STATED PROBLEM
Quote the data below in full, please, without altering anything.

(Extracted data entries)
-- BEGIN --

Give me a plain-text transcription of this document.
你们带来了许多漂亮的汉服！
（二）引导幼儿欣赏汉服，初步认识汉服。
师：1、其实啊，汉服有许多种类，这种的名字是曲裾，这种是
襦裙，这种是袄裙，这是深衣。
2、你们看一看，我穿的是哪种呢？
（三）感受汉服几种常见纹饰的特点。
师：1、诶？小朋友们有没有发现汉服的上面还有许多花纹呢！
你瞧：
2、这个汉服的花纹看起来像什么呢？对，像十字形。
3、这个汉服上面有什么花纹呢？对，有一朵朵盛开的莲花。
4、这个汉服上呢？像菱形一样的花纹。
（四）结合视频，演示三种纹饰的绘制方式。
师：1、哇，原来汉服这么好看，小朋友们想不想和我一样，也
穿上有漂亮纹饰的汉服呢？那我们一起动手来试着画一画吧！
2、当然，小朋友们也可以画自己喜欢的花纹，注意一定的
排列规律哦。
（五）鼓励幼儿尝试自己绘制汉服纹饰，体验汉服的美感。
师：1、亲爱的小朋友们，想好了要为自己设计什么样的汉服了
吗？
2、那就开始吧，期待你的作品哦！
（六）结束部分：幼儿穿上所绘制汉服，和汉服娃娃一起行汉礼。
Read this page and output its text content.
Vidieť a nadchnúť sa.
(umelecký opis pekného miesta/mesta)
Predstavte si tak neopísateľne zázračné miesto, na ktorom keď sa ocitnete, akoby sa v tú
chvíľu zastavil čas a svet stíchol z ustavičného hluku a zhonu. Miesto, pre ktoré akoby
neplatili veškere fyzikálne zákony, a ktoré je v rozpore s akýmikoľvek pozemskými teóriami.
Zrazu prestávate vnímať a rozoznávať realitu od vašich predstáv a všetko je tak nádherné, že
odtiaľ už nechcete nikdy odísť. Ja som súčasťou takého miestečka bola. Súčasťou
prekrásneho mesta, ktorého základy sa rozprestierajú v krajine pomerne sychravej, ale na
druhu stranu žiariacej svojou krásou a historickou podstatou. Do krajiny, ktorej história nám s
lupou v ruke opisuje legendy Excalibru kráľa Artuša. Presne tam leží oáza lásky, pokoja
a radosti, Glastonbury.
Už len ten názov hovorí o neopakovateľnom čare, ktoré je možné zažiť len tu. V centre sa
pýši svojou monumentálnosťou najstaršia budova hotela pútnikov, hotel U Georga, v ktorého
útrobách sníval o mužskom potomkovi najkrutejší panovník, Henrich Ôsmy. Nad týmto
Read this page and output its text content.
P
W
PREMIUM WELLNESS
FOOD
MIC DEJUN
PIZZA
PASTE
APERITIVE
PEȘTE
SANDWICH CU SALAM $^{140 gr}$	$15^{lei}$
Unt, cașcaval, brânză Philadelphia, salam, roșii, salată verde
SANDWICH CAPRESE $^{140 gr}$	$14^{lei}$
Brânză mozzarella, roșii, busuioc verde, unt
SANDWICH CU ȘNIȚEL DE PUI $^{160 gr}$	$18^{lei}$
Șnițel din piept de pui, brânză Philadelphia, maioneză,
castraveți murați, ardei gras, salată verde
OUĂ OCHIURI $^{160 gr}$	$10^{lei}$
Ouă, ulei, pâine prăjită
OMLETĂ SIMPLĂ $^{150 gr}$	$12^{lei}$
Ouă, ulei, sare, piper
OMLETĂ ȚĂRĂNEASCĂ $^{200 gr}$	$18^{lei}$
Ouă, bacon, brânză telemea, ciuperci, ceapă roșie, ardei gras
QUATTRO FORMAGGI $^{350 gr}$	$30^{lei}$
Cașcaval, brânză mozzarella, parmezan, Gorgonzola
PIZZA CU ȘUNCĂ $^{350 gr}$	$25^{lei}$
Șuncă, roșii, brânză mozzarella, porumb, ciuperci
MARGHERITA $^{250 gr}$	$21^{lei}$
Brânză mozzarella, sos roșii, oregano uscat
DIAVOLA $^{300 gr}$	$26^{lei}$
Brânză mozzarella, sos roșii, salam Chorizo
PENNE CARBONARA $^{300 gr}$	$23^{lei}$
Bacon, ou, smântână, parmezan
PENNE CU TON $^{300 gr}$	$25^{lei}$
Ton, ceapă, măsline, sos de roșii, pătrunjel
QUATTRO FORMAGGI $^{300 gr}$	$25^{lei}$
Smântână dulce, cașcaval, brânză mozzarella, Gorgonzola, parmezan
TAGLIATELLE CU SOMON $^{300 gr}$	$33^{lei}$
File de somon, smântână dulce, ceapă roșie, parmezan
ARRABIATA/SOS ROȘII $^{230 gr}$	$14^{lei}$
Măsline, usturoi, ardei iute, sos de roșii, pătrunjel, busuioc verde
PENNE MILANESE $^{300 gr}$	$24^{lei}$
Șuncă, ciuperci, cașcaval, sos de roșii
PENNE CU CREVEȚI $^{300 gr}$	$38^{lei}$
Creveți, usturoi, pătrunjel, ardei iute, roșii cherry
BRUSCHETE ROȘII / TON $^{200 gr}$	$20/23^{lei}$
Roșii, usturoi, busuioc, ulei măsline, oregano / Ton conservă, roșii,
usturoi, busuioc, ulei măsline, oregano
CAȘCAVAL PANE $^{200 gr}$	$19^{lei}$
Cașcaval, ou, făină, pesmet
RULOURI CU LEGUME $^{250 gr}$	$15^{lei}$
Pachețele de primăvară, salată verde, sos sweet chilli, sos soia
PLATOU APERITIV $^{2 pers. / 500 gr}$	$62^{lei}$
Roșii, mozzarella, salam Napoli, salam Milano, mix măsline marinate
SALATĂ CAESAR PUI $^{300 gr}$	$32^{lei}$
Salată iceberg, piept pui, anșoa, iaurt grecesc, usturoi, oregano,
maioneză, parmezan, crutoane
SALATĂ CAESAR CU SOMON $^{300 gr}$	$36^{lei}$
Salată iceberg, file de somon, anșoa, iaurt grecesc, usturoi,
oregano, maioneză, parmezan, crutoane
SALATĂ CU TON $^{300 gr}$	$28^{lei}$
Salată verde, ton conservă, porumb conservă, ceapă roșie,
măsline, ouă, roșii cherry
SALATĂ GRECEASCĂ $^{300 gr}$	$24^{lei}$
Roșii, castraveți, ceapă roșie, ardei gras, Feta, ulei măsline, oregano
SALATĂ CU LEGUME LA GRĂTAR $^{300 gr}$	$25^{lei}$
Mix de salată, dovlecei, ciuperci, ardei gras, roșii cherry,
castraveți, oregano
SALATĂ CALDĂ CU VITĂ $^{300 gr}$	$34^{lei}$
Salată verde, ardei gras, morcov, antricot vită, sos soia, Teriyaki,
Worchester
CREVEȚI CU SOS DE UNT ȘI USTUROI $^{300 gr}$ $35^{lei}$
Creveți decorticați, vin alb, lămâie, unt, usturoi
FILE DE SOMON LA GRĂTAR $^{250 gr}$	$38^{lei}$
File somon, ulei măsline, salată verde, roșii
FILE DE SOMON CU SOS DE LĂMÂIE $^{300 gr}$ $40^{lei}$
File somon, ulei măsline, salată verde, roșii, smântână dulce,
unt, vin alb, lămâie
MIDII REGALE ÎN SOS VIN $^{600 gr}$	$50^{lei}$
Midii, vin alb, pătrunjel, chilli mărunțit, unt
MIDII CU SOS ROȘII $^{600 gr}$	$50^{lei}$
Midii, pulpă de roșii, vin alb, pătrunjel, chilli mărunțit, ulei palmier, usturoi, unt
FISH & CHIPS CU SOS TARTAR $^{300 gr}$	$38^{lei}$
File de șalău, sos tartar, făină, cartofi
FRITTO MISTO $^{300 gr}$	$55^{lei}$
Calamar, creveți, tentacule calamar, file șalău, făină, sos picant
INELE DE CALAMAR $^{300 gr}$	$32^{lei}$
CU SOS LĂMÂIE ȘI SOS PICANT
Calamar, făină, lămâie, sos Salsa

-- END --

ANSWER TO THIS PROBLEM
Give me a plain-text transcription of this document.
你们带来了许多漂亮的汉服！
（二）引导幼儿欣赏汉服，初步认识汉服。
师：1、其实啊，汉服有许多种类，这种的名字是曲裾，这种是
襦裙，这种是袄裙，这是深衣。
2、你们看一看，我穿的是哪种呢？
（三）感受汉服几种常见纹饰的特点。
师：1、诶？小朋友们有没有发现汉服的上面还有许多花纹呢！
你瞧：
2、这个汉服的花纹看起来像什么呢？对，像十字形。
3、这个汉服上面有什么花纹呢？对，有一朵朵盛开的莲花。
4、这个汉服上呢？像菱形一样的花纹。
（四）结合视频，演示三种纹饰的绘制方式。
师：1、哇，原来汉服这么好看，小朋友们想不想和我一样，也
穿上有漂亮纹饰的汉服呢？那我们一起动手来试着画一画吧！
2、当然，小朋友们也可以画自己喜欢的花纹，注意一定的
排列规律哦。
（五）鼓励幼儿尝试自己绘制汉服纹饰，体验汉服的美感。
师：1、亲爱的小朋友们，想好了要为自己设计什么样的汉服了
吗？
2、那就开始吧，期待你的作品哦！
（六）结束部分：幼儿穿上所绘制汉服，和汉服娃娃一起行汉礼。
Read this page and output its text content.
Vidieť a nadchnúť sa.
(umelecký opis pekného miesta/mesta)
Predstavte si tak neopísateľne zázračné miesto, na ktorom keď sa ocitnete, akoby sa v tú
chvíľu zastavil čas a svet stíchol z ustavičného hluku a zhonu. Miesto, pre ktoré akoby
neplatili veškere fyzikálne zákony, a ktoré je v rozpore s akýmikoľvek pozemskými teóriami.
Zrazu prestávate vnímať a rozoznávať realitu od vašich predstáv a všetko je tak nádherné, že
odtiaľ už nechcete nikdy odísť. Ja som súčasťou takého miestečka bola. Súčasťou
prekrásneho mesta, ktorého základy sa rozprestierajú v krajine pomerne sychravej, ale na
druhu stranu žiariacej svojou krásou a historickou podstatou. Do krajiny, ktorej história nám s
lupou v ruke opisuje legendy Excalibru kráľa Artuša. Presne tam leží oáza lásky, pokoja
a radosti, Glastonbury.
Už len ten názov hovorí o neopakovateľnom čare, ktoré je možné zažiť len tu. V centre sa
pýši svojou monumentálnosťou najstaršia budova hotela pútnikov, hotel U Georga, v ktorého
útrobách sníval o mužskom potomkovi najkrutejší panovník, Henrich Ôsmy. Nad týmto
Read this page and output its text content.
P
W
PREMIUM WELLNESS
FOOD
MIC DEJUN
PIZZA
PASTE
APERITIVE
PEȘTE
SANDWICH CU SALAM $^{140 gr}$	$15^{lei}$
Unt, cașcaval, brânză Philadelphia, salam, roșii, salată verde
SANDWICH CAPRESE $^{140 gr}$	$14^{lei}$
Brânză mozzarella, roșii, busuioc verde, unt
SANDWICH CU ȘNIȚEL DE PUI $^{160 gr}$	$18^{lei}$
Șnițel din piept de pui, brânză Philadelphia, maioneză,
castraveți murați, ardei gras, salată verde
OUĂ OCHIURI $^{160 gr}$	$10^{lei}$
Ouă, ulei, pâine prăjită
OMLETĂ SIMPLĂ $^{150 gr}$	$12^{lei}$
Ouă, ulei, sare, piper
OMLETĂ ȚĂRĂNEASCĂ $^{200 gr}$	$18^{lei}$
Ouă, bacon, brânză telemea, ciuperci, ceapă roșie, ardei gras
QUATTRO FORMAGGI $^{350 gr}$	$30^{lei}$
Cașcaval, brânză mozzarella, parmezan, Gorgonzola
PIZZA CU ȘUNCĂ $^{350 gr}$	$25^{lei}$
Șuncă, roșii, brânză mozzarella, porumb, ciuperci
MARGHERITA $^{250 gr}$	$21^{lei}$
Brânză mozzarella, sos roșii, oregano uscat
DIAVOLA $^{300 gr}$	$26^{lei}$
Brânză mozzarella, sos roșii, salam Chorizo
PENNE CARBONARA $^{300 gr}$	$23^{lei}$
Bacon, ou, smântână, parmezan
PENNE CU TON $^{300 gr}$	$25^{lei}$
Ton, ceapă, măsline, sos de roșii, pătrunjel
QUATTRO FORMAGGI $^{300 gr}$	$25^{lei}$
Smântână dulce, cașcaval, brânză mozzarella, Gorgonzola, parmezan
TAGLIATELLE CU SOMON $^{300 gr}$	$33^{lei}$
File de somon, smântână dulce, ceapă roșie, parmezan
ARRABIATA/SOS ROȘII $^{230 gr}$	$14^{lei}$
Măsline, usturoi, ardei iute, sos de roșii, pătrunjel, busuioc verde
PENNE MILANESE $^{300 gr}$	$24^{lei}$
Șuncă, ciuperci, cașcaval, sos de roșii
PENNE CU CREVEȚI $^{300 gr}$	$38^{lei}$
Creveți, usturoi, pătrunjel, ardei iute, roșii cherry
BRUSCHETE ROȘII / TON $^{200 gr}$	$20/23^{lei}$
Roșii, usturoi, busuioc, ulei măsline, oregano / Ton conservă, roșii,
usturoi, busuioc, ulei măsline, oregano
CAȘCAVAL PANE $^{200 gr}$	$19^{lei}$
Cașcaval, ou, făină, pesmet
RULOURI CU LEGUME $^{250 gr}$	$15^{lei}$
Pachețele de primăvară, salată verde, sos sweet chilli, sos soia
PLATOU APERITIV $^{2 pers. / 500 gr}$	$62^{lei}$
Roșii, mozzarella, salam Napoli, salam Milano, mix măsline marinate
SALATĂ CAESAR PUI $^{300 gr}$	$32^{lei}$
Salată iceberg, piept pui, anșoa, iaurt grecesc, usturoi, oregano,
maioneză, parmezan, crutoane
SALATĂ CAESAR CU SOMON $^{300 gr}$	$36^{lei}$
Salată iceberg, file de somon, anșoa, iaurt grecesc, usturoi,
oregano, maioneză, parmezan, crutoane
SALATĂ CU TON $^{300 gr}$	$28^{lei}$
Salată verde, ton conservă, porumb conservă, ceapă roșie,
măsline, ouă, roșii cherry
SALATĂ GRECEASCĂ $^{300 gr}$	$24^{lei}$
Roșii, castraveți, ceapă roșie, ardei gras, Feta, ulei măsline, oregano
SALATĂ CU LEGUME LA GRĂTAR $^{300 gr}$	$25^{lei}$
Mix de salată, dovlecei, ciuperci, ardei gras, roșii cherry,
castraveți, oregano
SALATĂ CALDĂ CU VITĂ $^{300 gr}$	$34^{lei}$
Salată verde, ardei gras, morcov, antricot vită, sos soia, Teriyaki,
Worchester
CREVEȚI CU SOS DE UNT ȘI USTUROI $^{300 gr}$ $35^{lei}$
Creveți decorticați, vin alb, lămâie, unt, usturoi
FILE DE SOMON LA GRĂTAR $^{250 gr}$	$38^{lei}$
File somon, ulei măsline, salată verde, roșii
FILE DE SOMON CU SOS DE LĂMÂIE $^{300 gr}$ $40^{lei}$
File somon, ulei măsline, salată verde, roșii, smântână dulce,
unt, vin alb, lămâie
MIDII REGALE ÎN SOS VIN $^{600 gr}$	$50^{lei}$
Midii, vin alb, pătrunjel, chilli mărunțit, unt
MIDII CU SOS ROȘII $^{600 gr}$	$50^{lei}$
Midii, pulpă de roșii, vin alb, pătrunjel, chilli mărunțit, ulei palmier, usturoi, unt
FISH & CHIPS CU SOS TARTAR $^{300 gr}$	$38^{lei}$
File de șalău, sos tartar, făină, cartofi
FRITTO MISTO $^{300 gr}$	$55^{lei}$
Calamar, creveți, tentacule calamar, file șalău, făină, sos picant
INELE DE CALAMAR $^{300 gr}$	$32^{lei}$
CU SOS LĂMÂIE ȘI SOS PICANT
Calamar, făină, lămâie, sos Salsa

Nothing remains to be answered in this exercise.